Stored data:
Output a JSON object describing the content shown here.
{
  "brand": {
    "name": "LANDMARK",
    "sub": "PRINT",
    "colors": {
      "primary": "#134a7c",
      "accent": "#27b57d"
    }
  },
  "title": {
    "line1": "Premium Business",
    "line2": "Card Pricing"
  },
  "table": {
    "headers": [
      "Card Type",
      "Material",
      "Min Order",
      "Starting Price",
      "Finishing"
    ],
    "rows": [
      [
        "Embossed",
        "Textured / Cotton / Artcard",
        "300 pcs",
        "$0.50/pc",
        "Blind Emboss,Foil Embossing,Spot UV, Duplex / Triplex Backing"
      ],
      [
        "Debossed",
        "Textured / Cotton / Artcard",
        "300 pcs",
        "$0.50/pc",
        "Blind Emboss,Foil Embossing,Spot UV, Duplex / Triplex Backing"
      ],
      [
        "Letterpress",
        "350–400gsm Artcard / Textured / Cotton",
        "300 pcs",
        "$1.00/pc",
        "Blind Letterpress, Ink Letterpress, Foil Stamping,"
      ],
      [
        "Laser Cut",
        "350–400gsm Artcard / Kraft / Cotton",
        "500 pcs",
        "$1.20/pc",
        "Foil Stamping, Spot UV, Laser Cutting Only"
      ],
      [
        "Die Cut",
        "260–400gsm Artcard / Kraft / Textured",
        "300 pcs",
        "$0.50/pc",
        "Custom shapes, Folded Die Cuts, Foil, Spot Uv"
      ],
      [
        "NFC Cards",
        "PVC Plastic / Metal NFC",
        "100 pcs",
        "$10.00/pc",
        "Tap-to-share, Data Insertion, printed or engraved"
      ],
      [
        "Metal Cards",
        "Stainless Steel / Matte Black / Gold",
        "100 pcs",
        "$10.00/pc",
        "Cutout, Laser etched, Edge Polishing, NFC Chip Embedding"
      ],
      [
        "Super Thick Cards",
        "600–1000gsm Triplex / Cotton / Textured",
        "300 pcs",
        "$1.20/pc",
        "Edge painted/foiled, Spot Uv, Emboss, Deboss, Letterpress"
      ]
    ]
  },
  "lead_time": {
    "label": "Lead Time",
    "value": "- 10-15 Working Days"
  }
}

§ **Goal of the exercise**: Using the records above, gather all lines where the string "Letterpress" is present.

§ **Result of the exercise**:
        "Letterpress",
        "Blind Letterpress, Ink Letterpress, Foil Stamping,"
        "Edge painted/foiled, Spot Uv, Emboss, Deboss, Letterpress"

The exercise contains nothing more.